─── Record excerpts
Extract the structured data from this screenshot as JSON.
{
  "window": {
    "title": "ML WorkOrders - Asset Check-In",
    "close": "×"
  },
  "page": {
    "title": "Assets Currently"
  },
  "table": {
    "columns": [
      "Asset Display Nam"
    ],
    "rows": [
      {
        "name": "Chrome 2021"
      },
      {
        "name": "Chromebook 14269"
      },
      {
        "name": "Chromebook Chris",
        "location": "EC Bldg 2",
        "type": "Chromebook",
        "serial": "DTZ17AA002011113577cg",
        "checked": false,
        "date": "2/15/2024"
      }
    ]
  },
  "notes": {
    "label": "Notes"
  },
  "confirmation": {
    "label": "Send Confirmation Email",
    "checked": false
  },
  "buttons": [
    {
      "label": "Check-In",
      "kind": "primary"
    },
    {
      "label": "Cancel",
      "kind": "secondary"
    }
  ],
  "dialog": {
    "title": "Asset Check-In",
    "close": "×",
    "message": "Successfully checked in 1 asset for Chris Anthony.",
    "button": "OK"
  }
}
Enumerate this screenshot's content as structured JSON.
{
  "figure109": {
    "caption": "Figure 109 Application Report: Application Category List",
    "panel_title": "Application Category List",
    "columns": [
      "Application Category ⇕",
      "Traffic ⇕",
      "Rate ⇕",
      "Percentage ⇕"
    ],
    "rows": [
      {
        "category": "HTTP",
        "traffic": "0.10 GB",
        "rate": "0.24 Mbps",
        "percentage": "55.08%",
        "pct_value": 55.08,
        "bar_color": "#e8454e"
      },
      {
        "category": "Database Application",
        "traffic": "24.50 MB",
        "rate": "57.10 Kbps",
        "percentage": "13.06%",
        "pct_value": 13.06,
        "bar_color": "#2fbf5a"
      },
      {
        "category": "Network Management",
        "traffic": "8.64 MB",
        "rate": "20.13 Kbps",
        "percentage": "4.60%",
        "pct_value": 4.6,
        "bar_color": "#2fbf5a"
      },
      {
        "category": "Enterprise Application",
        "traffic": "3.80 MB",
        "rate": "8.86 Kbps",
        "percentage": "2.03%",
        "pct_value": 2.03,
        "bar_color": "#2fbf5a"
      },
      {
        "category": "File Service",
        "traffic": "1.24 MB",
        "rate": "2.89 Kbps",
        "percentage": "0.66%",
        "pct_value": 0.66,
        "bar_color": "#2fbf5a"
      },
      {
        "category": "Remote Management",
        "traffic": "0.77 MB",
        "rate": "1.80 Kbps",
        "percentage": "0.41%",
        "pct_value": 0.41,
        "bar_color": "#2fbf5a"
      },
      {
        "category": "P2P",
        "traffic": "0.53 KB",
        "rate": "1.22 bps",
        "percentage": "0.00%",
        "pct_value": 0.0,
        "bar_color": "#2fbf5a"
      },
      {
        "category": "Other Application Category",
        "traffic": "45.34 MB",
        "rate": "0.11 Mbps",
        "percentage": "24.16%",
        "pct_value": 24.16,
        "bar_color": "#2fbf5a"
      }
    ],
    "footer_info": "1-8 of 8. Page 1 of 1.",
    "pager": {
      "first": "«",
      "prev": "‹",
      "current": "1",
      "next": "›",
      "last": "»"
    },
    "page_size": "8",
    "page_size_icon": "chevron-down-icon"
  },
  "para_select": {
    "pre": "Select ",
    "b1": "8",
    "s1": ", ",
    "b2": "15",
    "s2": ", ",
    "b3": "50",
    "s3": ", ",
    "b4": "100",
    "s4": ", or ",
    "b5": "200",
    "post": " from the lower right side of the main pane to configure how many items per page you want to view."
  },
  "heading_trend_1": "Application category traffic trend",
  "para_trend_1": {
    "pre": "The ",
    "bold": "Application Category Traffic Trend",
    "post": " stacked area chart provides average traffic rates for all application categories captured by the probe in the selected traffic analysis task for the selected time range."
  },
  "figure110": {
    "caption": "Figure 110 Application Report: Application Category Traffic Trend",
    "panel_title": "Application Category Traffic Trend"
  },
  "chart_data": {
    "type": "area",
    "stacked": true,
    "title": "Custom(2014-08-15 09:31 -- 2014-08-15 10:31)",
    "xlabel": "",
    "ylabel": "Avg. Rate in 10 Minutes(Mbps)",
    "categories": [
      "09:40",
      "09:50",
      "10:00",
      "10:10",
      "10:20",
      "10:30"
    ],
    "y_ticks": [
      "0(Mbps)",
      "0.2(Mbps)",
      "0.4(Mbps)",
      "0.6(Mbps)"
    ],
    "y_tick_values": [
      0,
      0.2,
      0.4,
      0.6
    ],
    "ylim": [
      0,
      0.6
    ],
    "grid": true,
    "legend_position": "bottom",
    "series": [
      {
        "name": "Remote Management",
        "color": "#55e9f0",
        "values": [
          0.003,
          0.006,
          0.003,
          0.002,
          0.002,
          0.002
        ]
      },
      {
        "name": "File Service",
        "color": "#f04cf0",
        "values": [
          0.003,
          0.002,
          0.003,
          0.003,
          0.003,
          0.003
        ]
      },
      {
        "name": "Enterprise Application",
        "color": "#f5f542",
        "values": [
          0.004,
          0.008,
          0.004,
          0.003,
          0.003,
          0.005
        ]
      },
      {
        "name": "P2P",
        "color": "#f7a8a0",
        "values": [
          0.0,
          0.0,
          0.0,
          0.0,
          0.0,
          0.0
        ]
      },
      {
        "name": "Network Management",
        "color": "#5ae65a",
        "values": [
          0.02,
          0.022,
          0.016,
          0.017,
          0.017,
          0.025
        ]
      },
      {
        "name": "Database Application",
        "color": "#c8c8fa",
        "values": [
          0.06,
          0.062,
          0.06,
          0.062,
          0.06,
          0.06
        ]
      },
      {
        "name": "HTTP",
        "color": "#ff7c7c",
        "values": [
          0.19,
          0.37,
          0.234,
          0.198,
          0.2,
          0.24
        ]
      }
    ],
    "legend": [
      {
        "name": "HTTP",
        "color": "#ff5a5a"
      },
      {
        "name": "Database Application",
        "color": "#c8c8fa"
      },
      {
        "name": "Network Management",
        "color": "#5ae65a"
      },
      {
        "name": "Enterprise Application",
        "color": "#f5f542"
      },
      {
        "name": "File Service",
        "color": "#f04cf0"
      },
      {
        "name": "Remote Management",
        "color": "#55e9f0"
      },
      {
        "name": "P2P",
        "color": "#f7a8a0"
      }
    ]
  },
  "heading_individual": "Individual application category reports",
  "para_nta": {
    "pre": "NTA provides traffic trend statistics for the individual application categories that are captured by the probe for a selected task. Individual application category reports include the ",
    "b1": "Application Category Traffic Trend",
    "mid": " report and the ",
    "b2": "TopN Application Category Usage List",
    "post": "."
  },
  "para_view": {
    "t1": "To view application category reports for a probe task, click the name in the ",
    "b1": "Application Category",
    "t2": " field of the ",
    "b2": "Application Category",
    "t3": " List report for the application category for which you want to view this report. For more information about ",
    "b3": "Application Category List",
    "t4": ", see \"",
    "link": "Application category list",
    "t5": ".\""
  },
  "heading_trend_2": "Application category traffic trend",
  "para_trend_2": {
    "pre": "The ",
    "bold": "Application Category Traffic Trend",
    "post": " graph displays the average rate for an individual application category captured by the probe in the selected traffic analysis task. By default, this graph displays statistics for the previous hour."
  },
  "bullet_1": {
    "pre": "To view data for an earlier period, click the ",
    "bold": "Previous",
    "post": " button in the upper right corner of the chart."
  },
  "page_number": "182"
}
──────
Write out the full listing exactly as given.

Extract the structured data from this screenshot as JSON.
{
  "window": {
    "title": "ML WorkOrders - Asset Check-In",
    "close": "×"
  },
  "page": {
    "title": "Assets Currently"
  },
  "table": {
    "columns": [
      "Asset Display Nam"
    ],
    "rows": [
      {
        "name": "Chrome 2021"
      },
      {
        "name": "Chromebook 14269"
      },
      {
        "name": "Chromebook Chris",
        "location": "EC Bldg 2",
        "type": "Chromebook",
        "serial": "DTZ17AA002011113577cg",
        "checked": false,
        "date": "2/15/2024"
      }
    ]
  },
  "notes": {
    "label": "Notes"
  },
  "confirmation": {
    "label": "Send Confirmation Email",
    "checked": false
  },
  "buttons": [
    {
      "label": "Check-In",
      "kind": "primary"
    },
    {
      "label": "Cancel",
      "kind": "secondary"
    }
  ],
  "dialog": {
    "title": "Asset Check-In",
    "close": "×",
    "message": "Successfully checked in 1 asset for Chris Anthony.",
    "button": "OK"
  }
}
Enumerate this screenshot's content as structured JSON.
{
  "figure109": {
    "caption": "Figure 109 Application Report: Application Category List",
    "panel_title": "Application Category List",
    "columns": [
      "Application Category ⇕",
      "Traffic ⇕",
      "Rate ⇕",
      "Percentage ⇕"
    ],
    "rows": [
      {
        "category": "HTTP",
        "traffic": "0.10 GB",
        "rate": "0.24 Mbps",
        "percentage": "55.08%",
        "pct_value": 55.08,
        "bar_color": "#e8454e"
      },
      {
        "category": "Database Application",
        "traffic": "24.50 MB",
        "rate": "57.10 Kbps",
        "percentage": "13.06%",
        "pct_value": 13.06,
        "bar_color": "#2fbf5a"
      },
      {
        "category": "Network Management",
        "traffic": "8.64 MB",
        "rate": "20.13 Kbps",
        "percentage": "4.60%",
        "pct_value": 4.6,
        "bar_color": "#2fbf5a"
      },
      {
        "category": "Enterprise Application",
        "traffic": "3.80 MB",
        "rate": "8.86 Kbps",
        "percentage": "2.03%",
        "pct_value": 2.03,
        "bar_color": "#2fbf5a"
      },
      {
        "category": "File Service",
        "traffic": "1.24 MB",
        "rate": "2.89 Kbps",
        "percentage": "0.66%",
        "pct_value": 0.66,
        "bar_color": "#2fbf5a"
      },
      {
        "category": "Remote Management",
        "traffic": "0.77 MB",
        "rate": "1.80 Kbps",
        "percentage": "0.41%",
        "pct_value": 0.41,
        "bar_color": "#2fbf5a"
      },
      {
        "category": "P2P",
        "traffic": "0.53 KB",
        "rate": "1.22 bps",
        "percentage": "0.00%",
        "pct_value": 0.0,
        "bar_color": "#2fbf5a"
      },
      {
        "category": "Other Application Category",
        "traffic": "45.34 MB",
        "rate": "0.11 Mbps",
        "percentage": "24.16%",
        "pct_value": 24.16,
        "bar_color": "#2fbf5a"
      }
    ],
    "footer_info": "1-8 of 8. Page 1 of 1.",
    "pager": {
      "first": "«",
      "prev": "‹",
      "current": "1",
      "next": "›",
      "last": "»"
    },
    "page_size": "8",
    "page_size_icon": "chevron-down-icon"
  },
  "para_select": {
    "pre": "Select ",
    "b1": "8",
    "s1": ", ",
    "b2": "15",
    "s2": ", ",
    "b3": "50",
    "s3": ", ",
    "b4": "100",
    "s4": ", or ",
    "b5": "200",
    "post": " from the lower right side of the main pane to configure how many items per page you want to view."
  },
  "heading_trend_1": "Application category traffic trend",
  "para_trend_1": {
    "pre": "The ",
    "bold": "Application Category Traffic Trend",
    "post": " stacked area chart provides average traffic rates for all application categories captured by the probe in the selected traffic analysis task for the selected time range."
  },
  "figure110": {
    "caption": "Figure 110 Application Report: Application Category Traffic Trend",
    "panel_title": "Application Category Traffic Trend"
  },
  "chart_data": {
    "type": "area",
    "stacked": true,
    "title": "Custom(2014-08-15 09:31 -- 2014-08-15 10:31)",
    "xlabel": "",
    "ylabel": "Avg. Rate in 10 Minutes(Mbps)",
    "categories": [
      "09:40",
      "09:50",
      "10:00",
      "10:10",
      "10:20",
      "10:30"
    ],
    "y_ticks": [
      "0(Mbps)",
      "0.2(Mbps)",
      "0.4(Mbps)",
      "0.6(Mbps)"
    ],
    "y_tick_values": [
      0,
      0.2,
      0.4,
      0.6
    ],
    "ylim": [
      0,
      0.6
    ],
    "grid": true,
    "legend_position": "bottom",
    "series": [
      {
        "name": "Remote Management",
        "color": "#55e9f0",
        "values": [
          0.003,
          0.006,
          0.003,
          0.002,
          0.002,
          0.002
        ]
      },
      {
        "name": "File Service",
        "color": "#f04cf0",
        "values": [
          0.003,
          0.002,
          0.003,
          0.003,
          0.003,
          0.003
        ]
      },
      {
        "name": "Enterprise Application",
        "color": "#f5f542",
        "values": [
          0.004,
          0.008,
          0.004,
          0.003,
          0.003,
          0.005
        ]
      },
      {
        "name": "P2P",
        "color": "#f7a8a0",
        "values": [
          0.0,
          0.0,
          0.0,
          0.0,
          0.0,
          0.0
        ]
      },
      {
        "name": "Network Management",
        "color": "#5ae65a",
        "values": [
          0.02,
          0.022,
          0.016,
          0.017,
          0.017,
          0.025
        ]
      },
      {
        "name": "Database Application",
        "color": "#c8c8fa",
        "values": [
          0.06,
          0.062,
          0.06,
          0.062,
          0.06,
          0.06
        ]
      },
      {
        "name": "HTTP",
        "color": "#ff7c7c",
        "values": [
          0.19,
          0.37,
          0.234,
          0.198,
          0.2,
          0.24
        ]
      }
    ],
    "legend": [
      {
        "name": "HTTP",
        "color": "#ff5a5a"
      },
      {
        "name": "Database Application",
        "color": "#c8c8fa"
      },
      {
        "name": "Network Management",
        "color": "#5ae65a"
      },
      {
        "name": "Enterprise Application",
        "color": "#f5f542"
      },
      {
        "name": "File Service",
        "color": "#f04cf0"
      },
      {
        "name": "Remote Management",
        "color": "#55e9f0"
      },
      {
        "name": "P2P",
        "color": "#f7a8a0"
      }
    ]
  },
  "heading_individual": "Individual application category reports",
  "para_nta": {
    "pre": "NTA provides traffic trend statistics for the individual application categories that are captured by the probe for a selected task. Individual application category reports include the ",
    "b1": "Application Category Traffic Trend",
    "mid": " report and the ",
    "b2": "TopN Application Category Usage List",
    "post": "."
  },
  "para_view": {
    "t1": "To view application category reports for a probe task, click the name in the ",
    "b1": "Application Category",
    "t2": " field of the ",
    "b2": "Application Category",
    "t3": " List report for the application category for which you want to view this report. For more information about ",
    "b3": "Application Category List",
    "t4": ", see \"",
    "link": "Application category list",
    "t5": ".\""
  },
  "heading_trend_2": "Application category traffic trend",
  "para_trend_2": {
    "pre": "The ",
    "bold": "Application Category Traffic Trend",
    "post": " graph displays the average rate for an individual application category captured by the probe in the selected traffic analysis task. By default, this graph displays statistics for the previous hour."
  },
  "bullet_1": {
    "pre": "To view data for an earlier period, click the ",
    "bold": "Previous",
    "post": " button in the upper right corner of the chart."
  },
  "page_number": "182"
}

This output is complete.